- _Work to do_: All of the records below should be output exactly.

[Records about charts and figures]
────────────────

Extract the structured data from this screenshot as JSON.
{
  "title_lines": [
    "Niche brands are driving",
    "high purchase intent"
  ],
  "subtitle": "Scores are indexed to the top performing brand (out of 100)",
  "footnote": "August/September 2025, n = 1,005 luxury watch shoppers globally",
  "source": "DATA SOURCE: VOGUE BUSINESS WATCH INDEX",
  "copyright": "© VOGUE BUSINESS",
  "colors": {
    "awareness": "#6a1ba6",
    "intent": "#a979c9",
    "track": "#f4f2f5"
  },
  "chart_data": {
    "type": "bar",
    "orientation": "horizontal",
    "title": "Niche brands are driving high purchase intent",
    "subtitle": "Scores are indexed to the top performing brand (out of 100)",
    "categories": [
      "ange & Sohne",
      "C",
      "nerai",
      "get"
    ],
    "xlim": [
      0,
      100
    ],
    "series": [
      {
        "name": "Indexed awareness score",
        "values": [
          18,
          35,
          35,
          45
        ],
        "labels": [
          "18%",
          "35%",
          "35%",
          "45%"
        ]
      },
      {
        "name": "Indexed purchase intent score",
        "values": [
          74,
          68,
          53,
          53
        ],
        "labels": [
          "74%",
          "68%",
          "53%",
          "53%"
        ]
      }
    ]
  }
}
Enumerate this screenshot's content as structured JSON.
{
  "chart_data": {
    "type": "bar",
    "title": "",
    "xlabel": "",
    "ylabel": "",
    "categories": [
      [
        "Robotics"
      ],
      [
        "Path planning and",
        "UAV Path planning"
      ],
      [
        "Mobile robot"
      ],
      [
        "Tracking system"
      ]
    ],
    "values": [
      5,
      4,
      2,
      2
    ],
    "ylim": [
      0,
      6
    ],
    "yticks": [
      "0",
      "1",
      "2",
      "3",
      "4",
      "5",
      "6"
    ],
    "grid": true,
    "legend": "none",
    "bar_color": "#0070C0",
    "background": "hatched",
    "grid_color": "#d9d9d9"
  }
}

────────────────

- _Exercise result_:
Extract the structured data from this screenshot as JSON.
{
  "title_lines": [
    "Niche brands are driving",
    "high purchase intent"
  ],
  "subtitle": "Scores are indexed to the top performing brand (out of 100)",
  "footnote": "August/September 2025, n = 1,005 luxury watch shoppers globally",
  "source": "DATA SOURCE: VOGUE BUSINESS WATCH INDEX",
  "copyright": "© VOGUE BUSINESS",
  "colors": {
    "awareness": "#6a1ba6",
    "intent": "#a979c9",
    "track": "#f4f2f5"
  },
  "chart_data": {
    "type": "bar",
    "orientation": "horizontal",
    "title": "Niche brands are driving high purchase intent",
    "subtitle": "Scores are indexed to the top performing brand (out of 100)",
    "categories": [
      "ange & Sohne",
      "C",
      "nerai",
      "get"
    ],
    "xlim": [
      0,
      100
    ],
    "series": [
      {
        "name": "Indexed awareness score",
        "values": [
          18,
          35,
          35,
          45
        ],
        "labels": [
          "18%",
          "35%",
          "35%",
          "45%"
        ]
      },
      {
        "name": "Indexed purchase intent score",
        "values": [
          74,
          68,
          53,
          53
        ],
        "labels": [
          "74%",
          "68%",
          "53%",
          "53%"
        ]
      }
    ]
  }
}
Enumerate this screenshot's content as structured JSON.
{
  "chart_data": {
    "type": "bar",
    "title": "",
    "xlabel": "",
    "ylabel": "",
    "categories": [
      [
        "Robotics"
      ],
      [
        "Path planning and",
        "UAV Path planning"
      ],
      [
        "Mobile robot"
      ],
      [
        "Tracking system"
      ]
    ],
    "values": [
      5,
      4,
      2,
      2
    ],
    "ylim": [
      0,
      6
    ],
    "yticks": [
      "0",
      "1",
      "2",
      "3",
      "4",
      "5",
      "6"
    ],
    "grid": true,
    "legend": "none",
    "bar_color": "#0070C0",
    "background": "hatched",
    "grid_color": "#d9d9d9"
  }
}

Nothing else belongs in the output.